start

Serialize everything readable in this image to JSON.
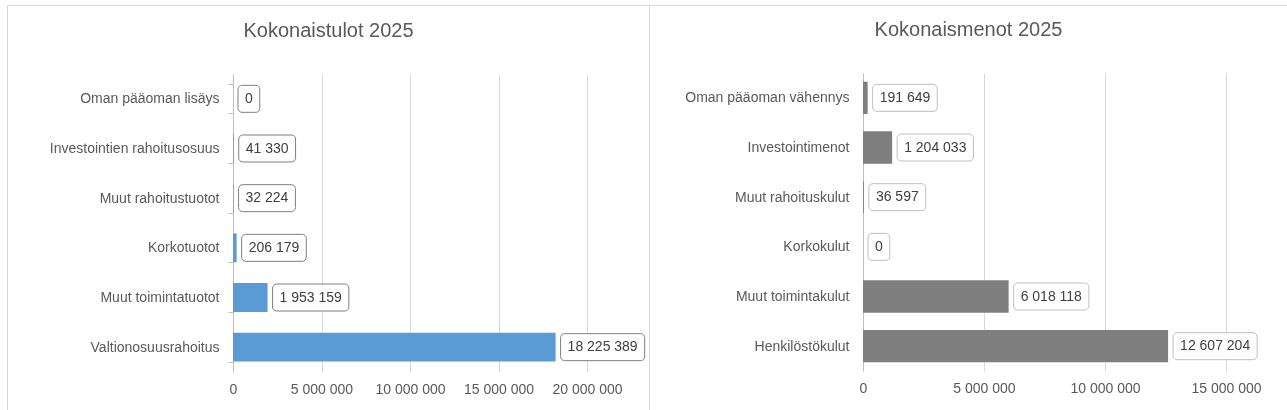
{
  "chart_data": [
    {
      "type": "bar",
      "title": "Kokonaistulot 2025",
      "orientation": "horizontal",
      "categories": [
        "Oman pääoman lisäys",
        "Investointien rahoitusosuus",
        "Muut rahoitustuotot",
        "Korkotuotot",
        "Muut toimintatuotot",
        "Valtionosuusrahoitus"
      ],
      "values": [
        0,
        41330,
        32224,
        206179,
        1953159,
        18225389
      ],
      "value_labels": [
        "0",
        "41 330",
        "32 224",
        "206 179",
        "1 953 159",
        "18 225 389"
      ],
      "color": "#5b9bd5",
      "xlim": [
        0,
        20000000
      ],
      "xticks": [
        0,
        {
          "value": 5000000,
          "label": "5 000 000"
        },
        {
          "value": 10000000,
          "label": "10 000 000"
        },
        {
          "value": 15000000,
          "label": "15 000 000"
        },
        {
          "value": 20000000,
          "label": "20 000 000"
        }
      ],
      "grid": "x"
    },
    {
      "type": "bar",
      "title": "Kokonaismenot 2025",
      "orientation": "horizontal",
      "categories": [
        "Oman pääoman vähennys",
        "Investointimenot",
        "Muut rahoituskulut",
        "Korkokulut",
        "Muut toimintakulut",
        "Henkilöstökulut"
      ],
      "values": [
        191649,
        1204033,
        36597,
        0,
        6018118,
        12607204
      ],
      "value_labels": [
        "191 649",
        "1 204 033",
        "36 597",
        "0",
        "6 018 118",
        "12 607 204"
      ],
      "color": "#7f7f7f",
      "xlim": [
        0,
        15000000
      ],
      "xticks": [
        0,
        {
          "value": 5000000,
          "label": "5 000 000"
        },
        {
          "value": 10000000,
          "label": "10 000 000"
        },
        {
          "value": 15000000,
          "label": "15 000 000"
        }
      ],
      "grid": "x"
    }
  ]
}
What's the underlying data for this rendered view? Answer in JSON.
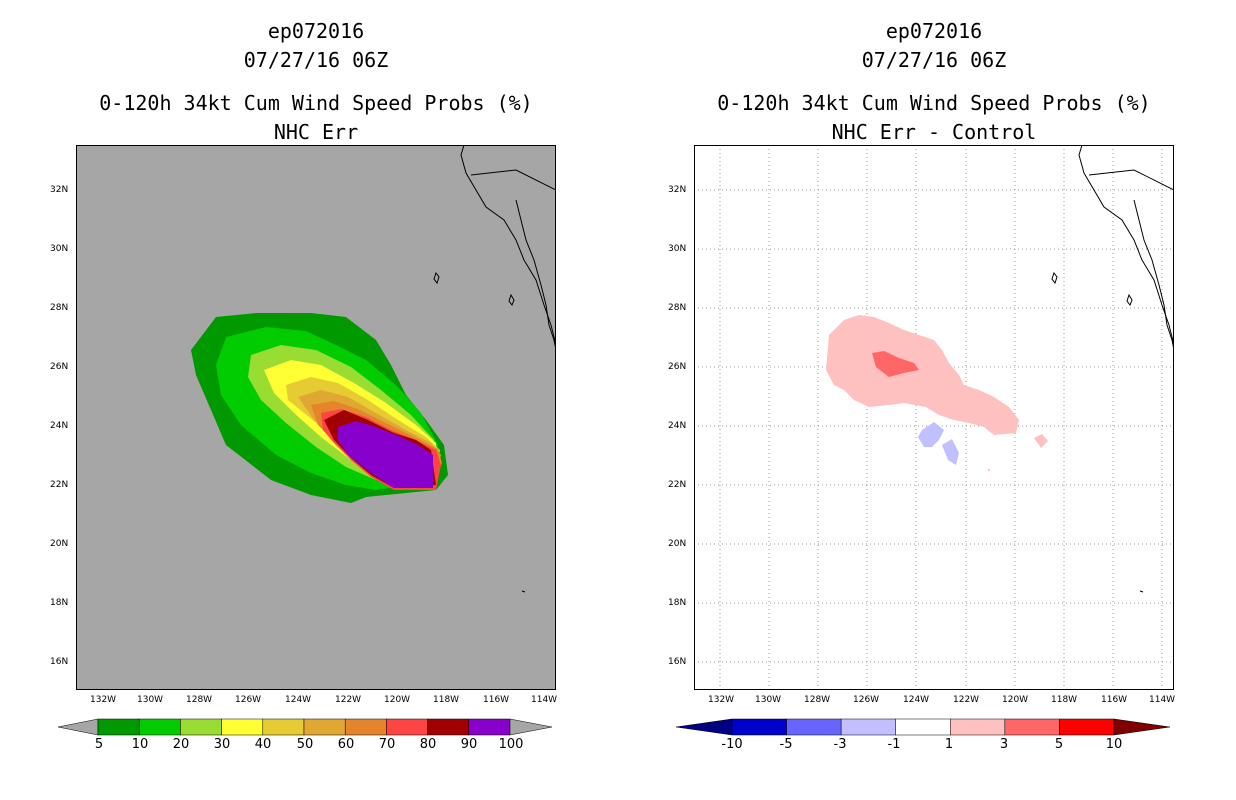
{
  "panels": [
    {
      "id": "left",
      "header_line1": "ep072016",
      "header_line2": "07/27/16 06Z",
      "title_line1": "0-120h 34kt Cum Wind Speed Probs (%)",
      "title_line2": "NHC Err",
      "lon_ticks": [
        "132W",
        "130W",
        "128W",
        "126W",
        "124W",
        "122W",
        "120W",
        "118W",
        "116W",
        "114W"
      ],
      "lat_ticks": [
        "32N",
        "30N",
        "28N",
        "26N",
        "24N",
        "22N",
        "20N",
        "18N",
        "16N"
      ],
      "colorbar": {
        "colors": [
          "#009900",
          "#00cc00",
          "#99dd33",
          "#ffff33",
          "#e6cc33",
          "#e0a833",
          "#e6842c",
          "#ff4444",
          "#a00000",
          "#8800cc"
        ],
        "under_color": "#a6a6a6",
        "over_color": "#a6a6a6",
        "labels": [
          "5",
          "10",
          "20",
          "30",
          "40",
          "50",
          "60",
          "70",
          "80",
          "90",
          "100"
        ]
      }
    },
    {
      "id": "right",
      "header_line1": "ep072016",
      "header_line2": "07/27/16 06Z",
      "title_line1": "0-120h 34kt Cum Wind Speed Probs (%)",
      "title_line2": "NHC Err - Control",
      "lon_ticks": [
        "132W",
        "130W",
        "128W",
        "126W",
        "124W",
        "122W",
        "120W",
        "118W",
        "116W",
        "114W"
      ],
      "lat_ticks": [
        "32N",
        "30N",
        "28N",
        "26N",
        "24N",
        "22N",
        "20N",
        "18N",
        "16N"
      ],
      "colorbar": {
        "colors": [
          "#0000cc",
          "#6666ff",
          "#c0c0ff",
          "#ffffff",
          "#ffc0c0",
          "#ff6666",
          "#ff0000"
        ],
        "under_color": "#000080",
        "over_color": "#800000",
        "labels": [
          "-10",
          "-5",
          "-3",
          "-1",
          "1",
          "3",
          "5",
          "10"
        ]
      }
    }
  ]
}
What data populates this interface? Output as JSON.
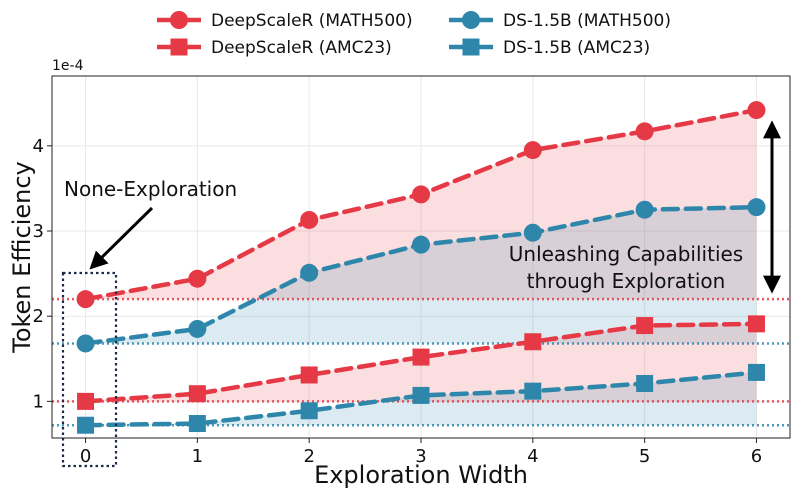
{
  "chart_data": {
    "type": "line",
    "xlabel": "Exploration Width",
    "ylabel": "Token Efficiency",
    "y_exponent_label": "1e-4",
    "x": [
      0,
      1,
      2,
      3,
      4,
      5,
      6
    ],
    "xlim": [
      -0.3,
      6.3
    ],
    "ylim": [
      0.57,
      4.82
    ],
    "yticks": [
      1,
      2,
      3,
      4
    ],
    "grid": true,
    "legend_position": "top",
    "series": [
      {
        "name": "DeepScaleR (MATH500)",
        "values": [
          2.2,
          2.44,
          3.13,
          3.43,
          3.95,
          4.17,
          4.42
        ],
        "color": "#E63946",
        "marker": "circle"
      },
      {
        "name": "DeepScaleR (AMC23)",
        "values": [
          1.0,
          1.09,
          1.31,
          1.52,
          1.7,
          1.89,
          1.91
        ],
        "color": "#E63946",
        "marker": "square"
      },
      {
        "name": "DS-1.5B (MATH500)",
        "values": [
          1.68,
          1.85,
          2.51,
          2.84,
          2.98,
          3.25,
          3.28
        ],
        "color": "#2E86AB",
        "marker": "circle"
      },
      {
        "name": "DS-1.5B (AMC23)",
        "values": [
          0.72,
          0.74,
          0.89,
          1.07,
          1.12,
          1.21,
          1.34
        ],
        "color": "#2E86AB",
        "marker": "square"
      }
    ],
    "reference_lines": [
      {
        "y": 2.2,
        "color": "#E63946"
      },
      {
        "y": 1.68,
        "color": "#2E86AB"
      },
      {
        "y": 1.0,
        "color": "#E63946"
      },
      {
        "y": 0.72,
        "color": "#2E86AB"
      }
    ],
    "annotations": {
      "none_exploration": "None-Exploration",
      "unleashing_line1": "Unleashing Capabilities",
      "unleashing_line2": "through Exploration"
    }
  }
}
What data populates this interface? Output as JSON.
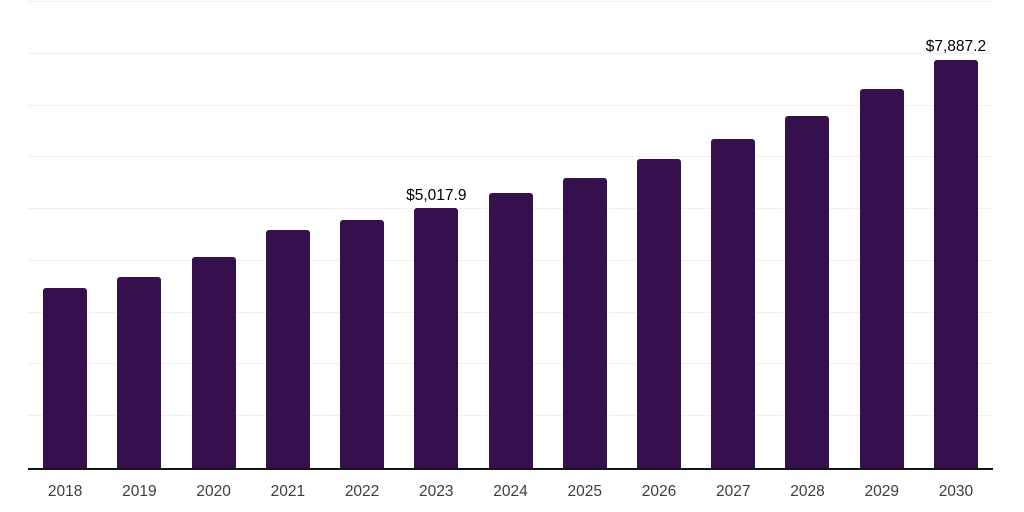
{
  "chart_data": {
    "type": "bar",
    "categories": [
      "2018",
      "2019",
      "2020",
      "2021",
      "2022",
      "2023",
      "2024",
      "2025",
      "2026",
      "2027",
      "2028",
      "2029",
      "2030"
    ],
    "values": [
      3475,
      3685,
      4075,
      4590,
      4795,
      5017.9,
      5310,
      5610,
      5960,
      6360,
      6800,
      7325,
      7887.2
    ],
    "data_labels": {
      "2023": "$5,017.9",
      "2030": "$7,887.2"
    },
    "title": "",
    "xlabel": "",
    "ylabel": "",
    "ylim": [
      0,
      9000
    ],
    "gridline_step": 1000,
    "grid": true,
    "legend": false,
    "y_tick_labels_visible": false,
    "colors": {
      "bar": "#36104d",
      "gridline": "#f0f0f0",
      "axis_line": "#161616",
      "tick_label": "#3d3d3d",
      "value_label": "#000000",
      "background": "#ffffff"
    }
  }
}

end

> **Your objective**:
Return all of the entries word for word, but omit the pictures.

> **Answer in full**:
Serialize everything readable in this image to JSON.
{
  "chart_data": [
    {
      "type": "bar",
      "title": "Kokonaistulot 2025",
      "orientation": "horizontal",
      "categories": [
        "Oman pääoman lisäys",
        "Investointien rahoitusosuus",
        "Muut rahoitustuotot",
        "Korkotuotot",
        "Muut toimintatuotot",
        "Valtionosuusrahoitus"
      ],
      "values": [
        0,
        41330,
        32224,
        206179,
        1953159,
        18225389
      ],
      "value_labels": [
        "0",
        "41 330",
        "32 224",
        "206 179",
        "1 953 159",
        "18 225 389"
      ],
      "color": "#5b9bd5",
      "xlim": [
        0,
        20000000
      ],
      "xticks": [
        0,
        {
          "value": 5000000,
          "label": "5 000 000"
        },
        {
          "value": 10000000,
          "label": "10 000 000"
        },
        {
          "value": 15000000,
          "label": "15 000 000"
        },
        {
          "value": 20000000,
          "label": "20 000 000"
        }
      ],
      "grid": "x"
    },
    {
      "type": "bar",
      "title": "Kokonaismenot 2025",
      "orientation": "horizontal",
      "categories": [
        "Oman pääoman vähennys",
        "Investointimenot",
        "Muut rahoituskulut",
        "Korkokulut",
        "Muut toimintakulut",
        "Henkilöstökulut"
      ],
      "values": [
        191649,
        1204033,
        36597,
        0,
        6018118,
        12607204
      ],
      "value_labels": [
        "191 649",
        "1 204 033",
        "36 597",
        "0",
        "6 018 118",
        "12 607 204"
      ],
      "color": "#7f7f7f",
      "xlim": [
        0,
        15000000
      ],
      "xticks": [
        0,
        {
          "value": 5000000,
          "label": "5 000 000"
        },
        {
          "value": 10000000,
          "label": "10 000 000"
        },
        {
          "value": 15000000,
          "label": "15 000 000"
        }
      ],
      "grid": "x"
    }
  ]
}
What's the underlying data for this rendered view? Answer in JSON.
{
  "panels": [
    {
      "id": "left",
      "header_line1": "ep072016",
      "header_line2": "07/27/16 06Z",
      "title_line1": "0-120h 34kt Cum Wind Speed Probs (%)",
      "title_line2": "NHC Err",
      "lon_ticks": [
        "132W",
        "130W",
        "128W",
        "126W",
        "124W",
        "122W",
        "120W",
        "118W",
        "116W",
        "114W"
      ],
      "lat_ticks": [
        "32N",
        "30N",
        "28N",
        "26N",
        "24N",
        "22N",
        "20N",
        "18N",
        "16N"
      ],
      "colorbar": {
        "colors": [
          "#009900",
          "#00cc00",
          "#99dd33",
          "#ffff33",
          "#e6cc33",
          "#e0a833",
          "#e6842c",
          "#ff4444",
          "#a00000",
          "#8800cc"
        ],
        "under_color": "#a6a6a6",
        "over_color": "#a6a6a6",
        "labels": [
          "5",
          "10",
          "20",
          "30",
          "40",
          "50",
          "60",
          "70",
          "80",
          "90",
          "100"
        ]
      }
    },
    {
      "id": "right",
      "header_line1": "ep072016",
      "header_line2": "07/27/16 06Z",
      "title_line1": "0-120h 34kt Cum Wind Speed Probs (%)",
      "title_line2": "NHC Err - Control",
      "lon_ticks": [
        "132W",
        "130W",
        "128W",
        "126W",
        "124W",
        "122W",
        "120W",
        "118W",
        "116W",
        "114W"
      ],
      "lat_ticks": [
        "32N",
        "30N",
        "28N",
        "26N",
        "24N",
        "22N",
        "20N",
        "18N",
        "16N"
      ],
      "colorbar": {
        "colors": [
          "#0000cc",
          "#6666ff",
          "#c0c0ff",
          "#ffffff",
          "#ffc0c0",
          "#ff6666",
          "#ff0000"
        ],
        "under_color": "#000080",
        "over_color": "#800000",
        "labels": [
          "-10",
          "-5",
          "-3",
          "-1",
          "1",
          "3",
          "5",
          "10"
        ]
      }
    }
  ]
}
What data populates this interface? Output as JSON.
{
  "chart_data": {
    "type": "line",
    "xlabel": "Exploration Width",
    "ylabel": "Token Efficiency",
    "y_exponent_label": "1e-4",
    "x": [
      0,
      1,
      2,
      3,
      4,
      5,
      6
    ],
    "xlim": [
      -0.3,
      6.3
    ],
    "ylim": [
      0.57,
      4.82
    ],
    "yticks": [
      1,
      2,
      3,
      4
    ],
    "grid": true,
    "legend_position": "top",
    "series": [
      {
        "name": "DeepScaleR (MATH500)",
        "values": [
          2.2,
          2.44,
          3.13,
          3.43,
          3.95,
          4.17,
          4.42
        ],
        "color": "#E63946",
        "marker": "circle"
      },
      {
        "name": "DeepScaleR (AMC23)",
        "values": [
          1.0,
          1.09,
          1.31,
          1.52,
          1.7,
          1.89,
          1.91
        ],
        "color": "#E63946",
        "marker": "square"
      },
      {
        "name": "DS-1.5B (MATH500)",
        "values": [
          1.68,
          1.85,
          2.51,
          2.84,
          2.98,
          3.25,
          3.28
        ],
        "color": "#2E86AB",
        "marker": "circle"
      },
      {
        "name": "DS-1.5B (AMC23)",
        "values": [
          0.72,
          0.74,
          0.89,
          1.07,
          1.12,
          1.21,
          1.34
        ],
        "color": "#2E86AB",
        "marker": "square"
      }
    ],
    "reference_lines": [
      {
        "y": 2.2,
        "color": "#E63946"
      },
      {
        "y": 1.68,
        "color": "#2E86AB"
      },
      {
        "y": 1.0,
        "color": "#E63946"
      },
      {
        "y": 0.72,
        "color": "#2E86AB"
      }
    ],
    "annotations": {
      "none_exploration": "None-Exploration",
      "unleashing_line1": "Unleashing Capabilities",
      "unleashing_line2": "through Exploration"
    }
  }
}
What data populates this interface? Output as JSON.
{
  "chart_data": {
    "type": "bar",
    "categories": [
      "2018",
      "2019",
      "2020",
      "2021",
      "2022",
      "2023",
      "2024",
      "2025",
      "2026",
      "2027",
      "2028",
      "2029",
      "2030"
    ],
    "values": [
      3475,
      3685,
      4075,
      4590,
      4795,
      5017.9,
      5310,
      5610,
      5960,
      6360,
      6800,
      7325,
      7887.2
    ],
    "data_labels": {
      "2023": "$5,017.9",
      "2030": "$7,887.2"
    },
    "title": "",
    "xlabel": "",
    "ylabel": "",
    "ylim": [
      0,
      9000
    ],
    "gridline_step": 1000,
    "grid": true,
    "legend": false,
    "y_tick_labels_visible": false,
    "colors": {
      "bar": "#36104d",
      "gridline": "#f0f0f0",
      "axis_line": "#161616",
      "tick_label": "#3d3d3d",
      "value_label": "#000000",
      "background": "#ffffff"
    }
  }
}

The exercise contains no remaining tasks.